Task to carry out =
For this exercise, repeat all of the material verbatim apart from its images.

Dataset items:
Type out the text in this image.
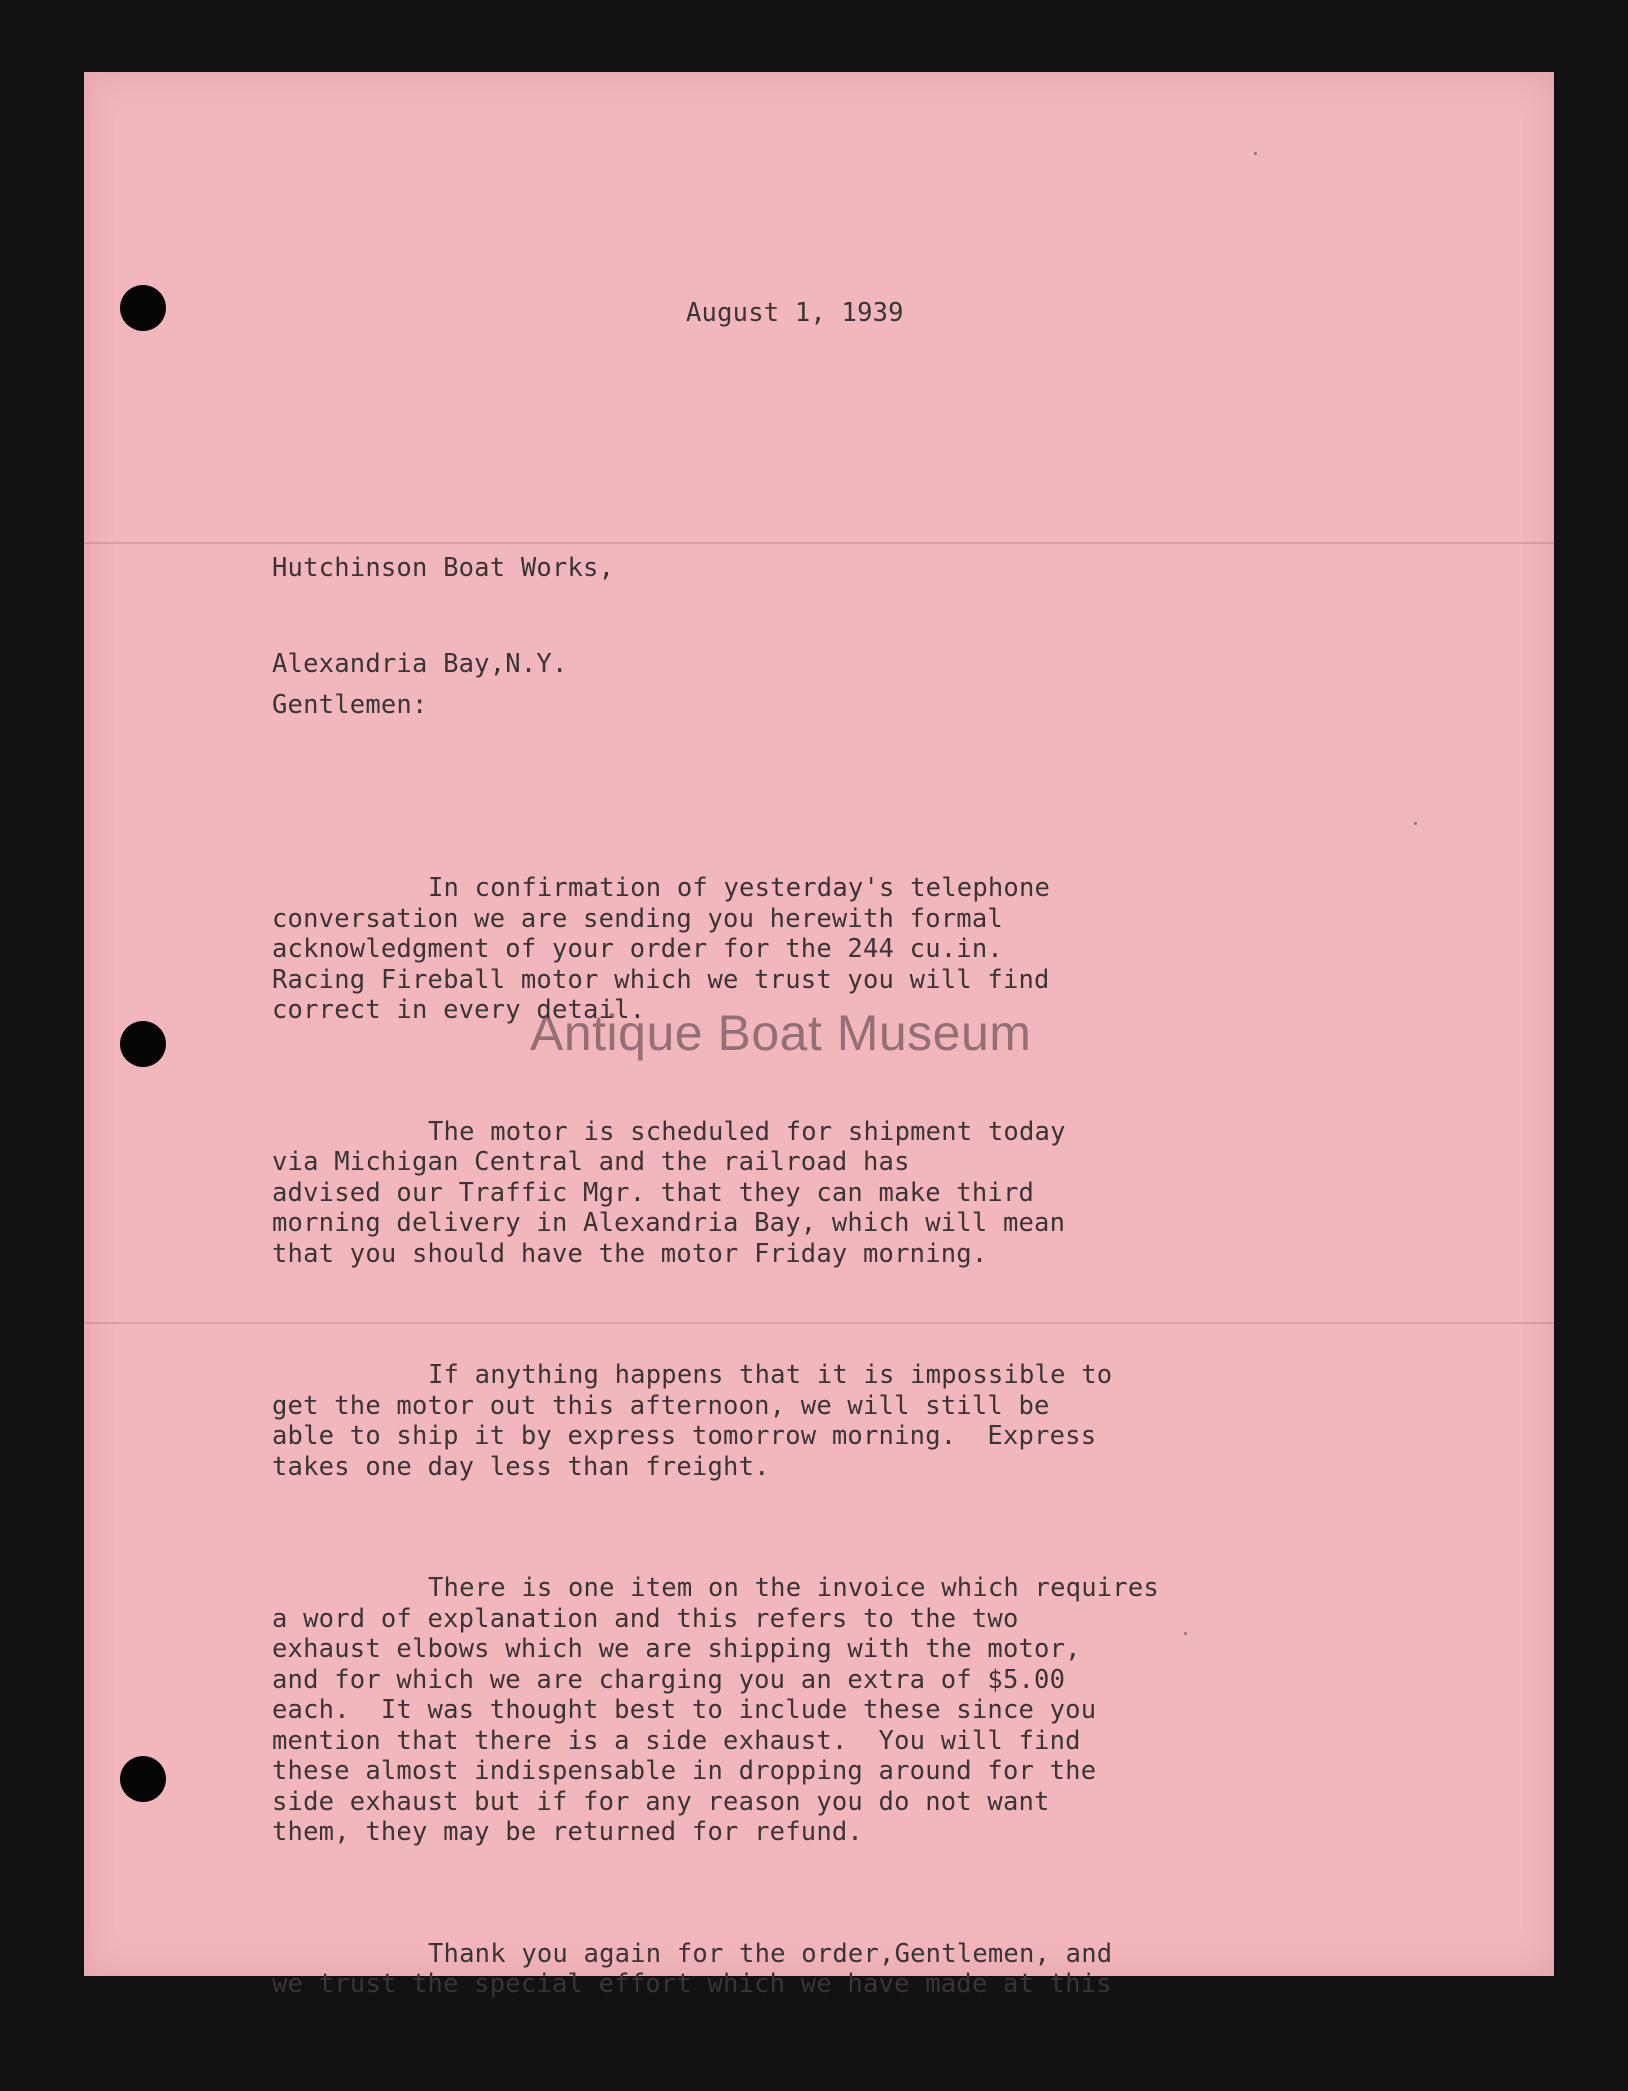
August 1, 1939

Hutchinson Boat Works,

Alexandria Bay,N.Y.

Gentlemen:

In confirmation of yesterday's telephone
conversation we are sending you herewith formal
acknowledgment of your order for the 244 cu.in.
Racing Fireball motor which we trust you will find
correct in every detail.

The motor is scheduled for shipment today
via Michigan Central and the railroad has
advised our Traffic Mgr. that they can make third
morning delivery in Alexandria Bay, which will mean
that you should have the motor Friday morning.

If anything happens that it is impossible to
get the motor out this afternoon, we will still be
able to ship it by express tomorrow morning.  Express
takes one day less than freight.

There is one item on the invoice which requires
a word of explanation and this refers to the two
exhaust elbows which we are shipping with the motor,
and for which we are charging you an extra of $5.00
each.  It was thought best to include these since you
mention that there is a side exhaust.  You will find
these almost indispensable in dropping around for the
side exhaust but if for any reason you do not want
them, they may be returned for refund.

Thank you again for the order,Gentlemen, and
we trust the special effort which we have made at this

Antique Boat Museum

Exercise result =
Type out the text in this image.
August 1, 1939

Hutchinson Boat Works,

Alexandria Bay,N.Y.

Gentlemen:

In confirmation of yesterday's telephone
conversation we are sending you herewith formal
acknowledgment of your order for the 244 cu.in.
Racing Fireball motor which we trust you will find
correct in every detail.

The motor is scheduled for shipment today
via Michigan Central and the railroad has
advised our Traffic Mgr. that they can make third
morning delivery in Alexandria Bay, which will mean
that you should have the motor Friday morning.

If anything happens that it is impossible to
get the motor out this afternoon, we will still be
able to ship it by express tomorrow morning.  Express
takes one day less than freight.

There is one item on the invoice which requires
a word of explanation and this refers to the two
exhaust elbows which we are shipping with the motor,
and for which we are charging you an extra of $5.00
each.  It was thought best to include these since you
mention that there is a side exhaust.  You will find
these almost indispensable in dropping around for the
side exhaust but if for any reason you do not want
them, they may be returned for refund.

Thank you again for the order,Gentlemen, and
we trust the special effort which we have made at this

Antique Boat Museum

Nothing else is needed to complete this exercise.